Given exercise:
Scan the entries below for the word "空虫花火". Copy each line that has it.

Entries shown:

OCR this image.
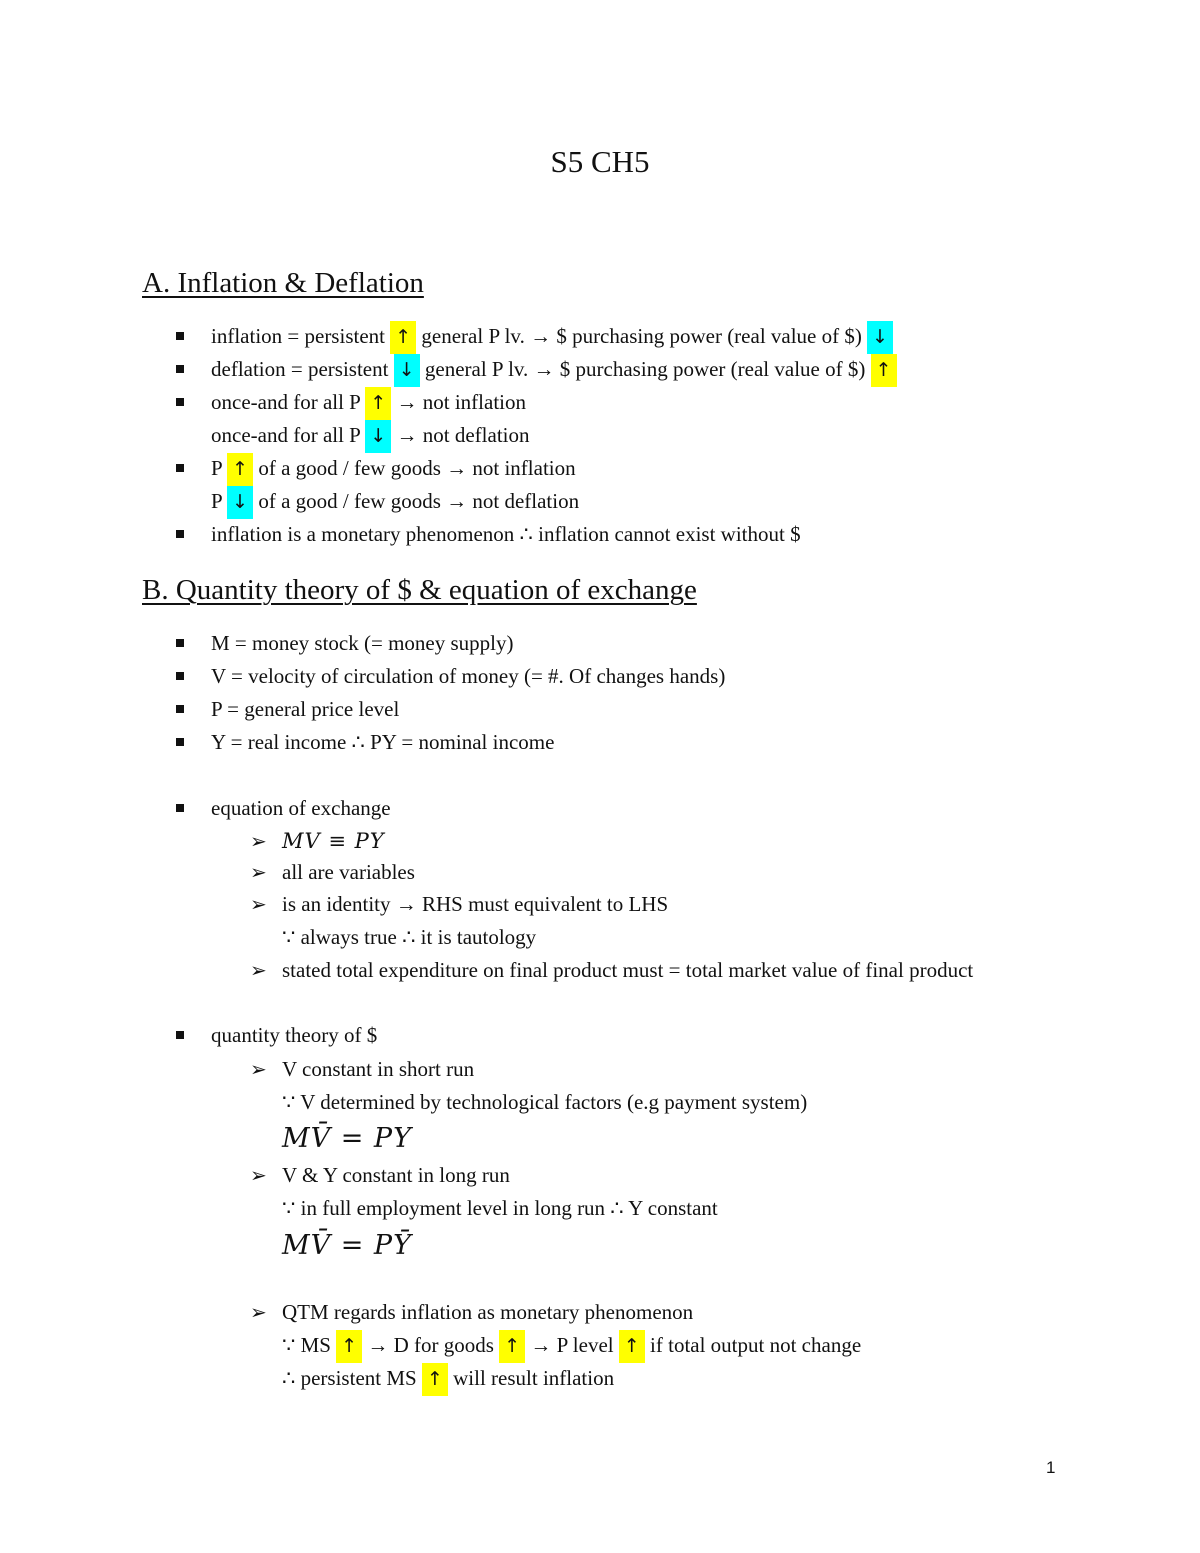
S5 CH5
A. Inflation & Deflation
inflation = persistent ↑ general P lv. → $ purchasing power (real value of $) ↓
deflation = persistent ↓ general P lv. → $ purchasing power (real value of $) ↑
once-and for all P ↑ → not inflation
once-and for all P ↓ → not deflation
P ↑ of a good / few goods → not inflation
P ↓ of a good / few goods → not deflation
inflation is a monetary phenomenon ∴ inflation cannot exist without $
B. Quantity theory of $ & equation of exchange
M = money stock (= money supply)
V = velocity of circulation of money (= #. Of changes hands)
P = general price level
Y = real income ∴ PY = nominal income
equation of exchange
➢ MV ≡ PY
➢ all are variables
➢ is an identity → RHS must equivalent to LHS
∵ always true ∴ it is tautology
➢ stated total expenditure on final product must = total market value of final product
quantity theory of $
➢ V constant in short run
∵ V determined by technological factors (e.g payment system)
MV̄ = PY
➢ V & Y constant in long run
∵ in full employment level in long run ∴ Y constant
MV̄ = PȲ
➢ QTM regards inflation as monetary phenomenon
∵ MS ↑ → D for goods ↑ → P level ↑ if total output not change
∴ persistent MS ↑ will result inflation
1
==
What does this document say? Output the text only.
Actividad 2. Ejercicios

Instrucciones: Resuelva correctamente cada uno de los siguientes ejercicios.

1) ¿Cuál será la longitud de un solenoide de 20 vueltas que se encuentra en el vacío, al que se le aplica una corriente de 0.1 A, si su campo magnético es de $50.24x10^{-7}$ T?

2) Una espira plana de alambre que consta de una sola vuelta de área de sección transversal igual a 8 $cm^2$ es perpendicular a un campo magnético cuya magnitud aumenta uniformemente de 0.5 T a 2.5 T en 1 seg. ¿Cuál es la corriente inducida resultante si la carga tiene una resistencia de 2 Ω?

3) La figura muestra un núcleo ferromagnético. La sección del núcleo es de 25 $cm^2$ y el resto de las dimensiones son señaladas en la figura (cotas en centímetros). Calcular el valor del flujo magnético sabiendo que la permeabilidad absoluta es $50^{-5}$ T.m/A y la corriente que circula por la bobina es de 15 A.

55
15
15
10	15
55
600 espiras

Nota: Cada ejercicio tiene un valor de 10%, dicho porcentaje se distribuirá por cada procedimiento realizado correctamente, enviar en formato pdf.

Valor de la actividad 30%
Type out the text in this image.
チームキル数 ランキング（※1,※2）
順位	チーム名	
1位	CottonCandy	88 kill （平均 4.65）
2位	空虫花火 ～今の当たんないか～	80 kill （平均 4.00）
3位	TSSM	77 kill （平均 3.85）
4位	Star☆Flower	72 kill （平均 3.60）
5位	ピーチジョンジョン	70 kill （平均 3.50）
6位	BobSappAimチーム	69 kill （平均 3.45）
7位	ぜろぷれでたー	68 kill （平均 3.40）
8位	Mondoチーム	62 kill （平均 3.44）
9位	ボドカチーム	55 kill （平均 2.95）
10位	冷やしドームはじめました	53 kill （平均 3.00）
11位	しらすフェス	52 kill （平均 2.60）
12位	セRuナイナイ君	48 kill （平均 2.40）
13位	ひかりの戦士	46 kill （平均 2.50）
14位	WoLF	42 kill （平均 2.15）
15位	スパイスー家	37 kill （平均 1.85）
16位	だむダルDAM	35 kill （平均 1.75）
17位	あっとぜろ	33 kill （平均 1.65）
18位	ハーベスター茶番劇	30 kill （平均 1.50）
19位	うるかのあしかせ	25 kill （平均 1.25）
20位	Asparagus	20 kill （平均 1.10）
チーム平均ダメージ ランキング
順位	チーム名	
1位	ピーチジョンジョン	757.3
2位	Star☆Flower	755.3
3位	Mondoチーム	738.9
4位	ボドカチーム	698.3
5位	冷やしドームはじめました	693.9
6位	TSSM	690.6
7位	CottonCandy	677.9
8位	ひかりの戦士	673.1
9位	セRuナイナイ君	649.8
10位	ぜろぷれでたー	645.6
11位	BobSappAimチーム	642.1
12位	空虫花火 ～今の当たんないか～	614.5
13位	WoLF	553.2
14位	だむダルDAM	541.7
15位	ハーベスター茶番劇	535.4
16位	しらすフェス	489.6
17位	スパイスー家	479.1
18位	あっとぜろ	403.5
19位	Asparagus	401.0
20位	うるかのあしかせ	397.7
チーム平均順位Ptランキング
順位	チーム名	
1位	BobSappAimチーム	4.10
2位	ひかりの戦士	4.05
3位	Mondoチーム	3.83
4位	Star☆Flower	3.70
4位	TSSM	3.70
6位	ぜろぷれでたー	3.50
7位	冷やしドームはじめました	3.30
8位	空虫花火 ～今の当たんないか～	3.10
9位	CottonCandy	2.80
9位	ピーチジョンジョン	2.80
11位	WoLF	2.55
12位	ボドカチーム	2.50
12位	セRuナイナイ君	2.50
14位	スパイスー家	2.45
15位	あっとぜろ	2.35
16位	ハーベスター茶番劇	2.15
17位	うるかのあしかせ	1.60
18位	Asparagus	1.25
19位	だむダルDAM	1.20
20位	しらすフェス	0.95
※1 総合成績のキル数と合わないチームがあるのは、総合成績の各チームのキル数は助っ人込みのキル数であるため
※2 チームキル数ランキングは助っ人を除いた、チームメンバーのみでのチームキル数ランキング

Output of the exercise:
2位	空虫花火 ～今の当たんないか～	80 kill （平均 4.00）
12位	空虫花火 ～今の当たんないか～	614.5
8位	空虫花火 ～今の当たんないか～	3.10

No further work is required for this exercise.